Dataset records:
════

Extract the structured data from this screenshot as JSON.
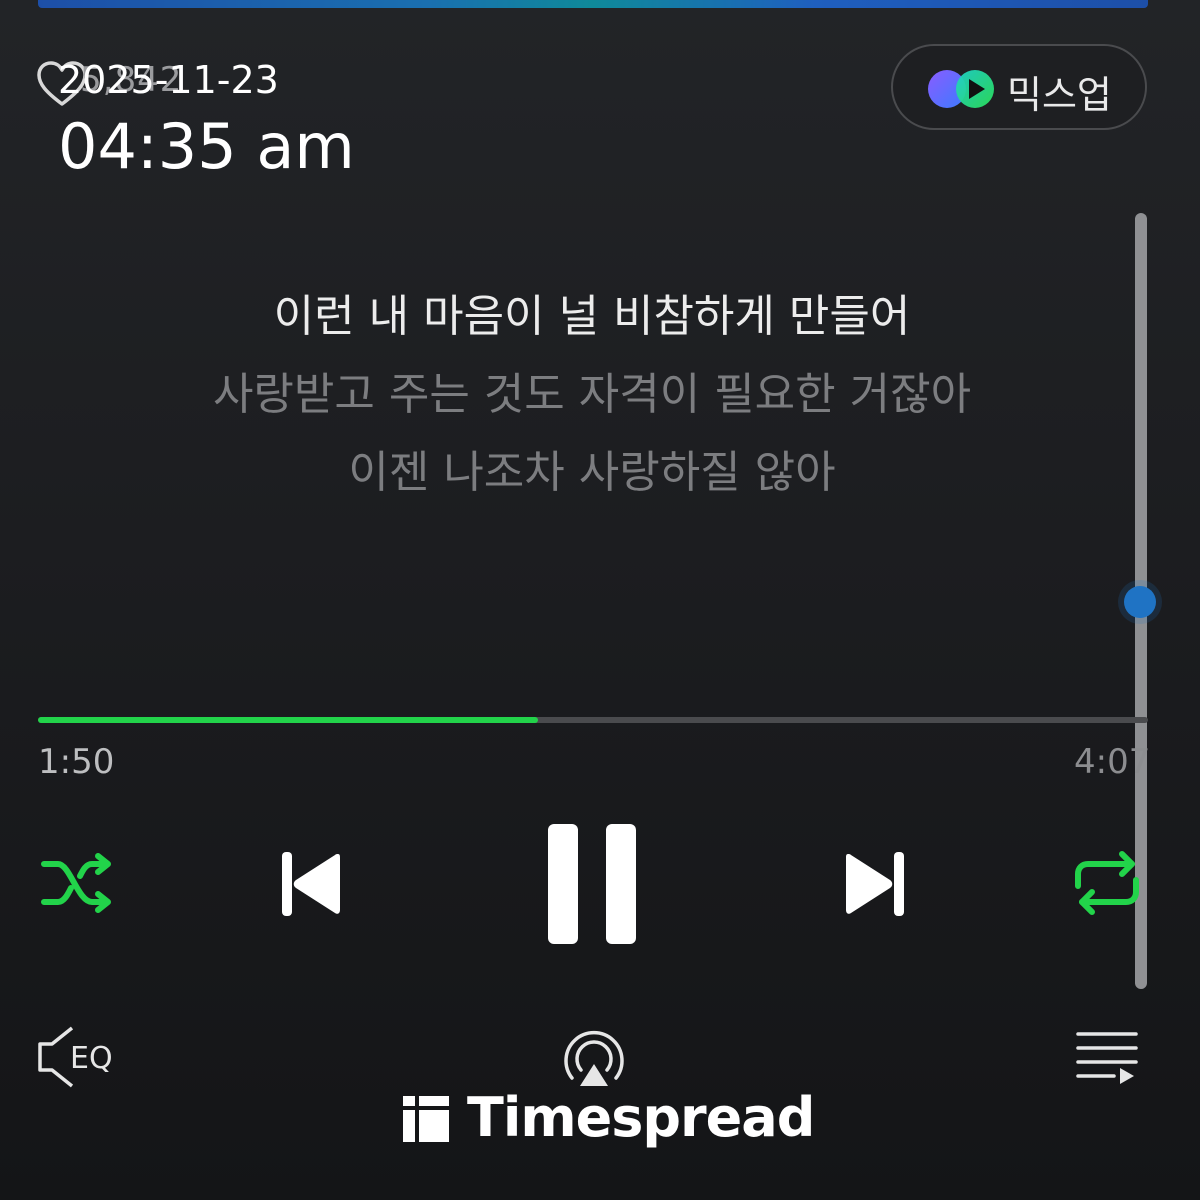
{
  "header": {
    "like_count": "5,842",
    "mixup_label": "믹스업"
  },
  "timestamp": {
    "date": "2025-11-23",
    "time": "04:35 am"
  },
  "lyrics": {
    "current": "이런 내 마음이 널 비참하게 만들어",
    "next": "사랑받고 주는 것도 자격이 필요한 거잖아",
    "after": "이젠 나조차 사랑하질 않아"
  },
  "player": {
    "elapsed": "1:50",
    "total": "4:07",
    "progress_fraction": 0.45,
    "state": "playing",
    "shuffle": "on",
    "repeat": "all"
  },
  "bottom_bar": {
    "eq_label": "EQ"
  },
  "watermark": {
    "text": "Timespread"
  },
  "colors": {
    "accent_green": "#22d34a",
    "scroll_knob": "#1f73c4",
    "background": "#1c1d20",
    "lyric_dim": "#7c7d80"
  },
  "icons": {
    "heart": "heart-outline-icon",
    "mixup": "mixup-logo-icon",
    "shuffle": "shuffle-icon",
    "previous": "skip-previous-icon",
    "pause": "pause-icon",
    "next": "skip-next-icon",
    "repeat": "repeat-icon",
    "eq": "eq-speaker-icon",
    "cast": "airplay-icon",
    "queue": "playlist-icon"
  }
}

════

REQUIREMENT
Copy out the listing exactly as it stands, but not the pictures.

COMPLETE OUTPUT
Extract the structured data from this screenshot as JSON.
{
  "header": {
    "like_count": "5,842",
    "mixup_label": "믹스업"
  },
  "timestamp": {
    "date": "2025-11-23",
    "time": "04:35 am"
  },
  "lyrics": {
    "current": "이런 내 마음이 널 비참하게 만들어",
    "next": "사랑받고 주는 것도 자격이 필요한 거잖아",
    "after": "이젠 나조차 사랑하질 않아"
  },
  "player": {
    "elapsed": "1:50",
    "total": "4:07",
    "progress_fraction": 0.45,
    "state": "playing",
    "shuffle": "on",
    "repeat": "all"
  },
  "bottom_bar": {
    "eq_label": "EQ"
  },
  "watermark": {
    "text": "Timespread"
  },
  "colors": {
    "accent_green": "#22d34a",
    "scroll_knob": "#1f73c4",
    "background": "#1c1d20",
    "lyric_dim": "#7c7d80"
  },
  "icons": {
    "heart": "heart-outline-icon",
    "mixup": "mixup-logo-icon",
    "shuffle": "shuffle-icon",
    "previous": "skip-previous-icon",
    "pause": "pause-icon",
    "next": "skip-next-icon",
    "repeat": "repeat-icon",
    "eq": "eq-speaker-icon",
    "cast": "airplay-icon",
    "queue": "playlist-icon"
  }
}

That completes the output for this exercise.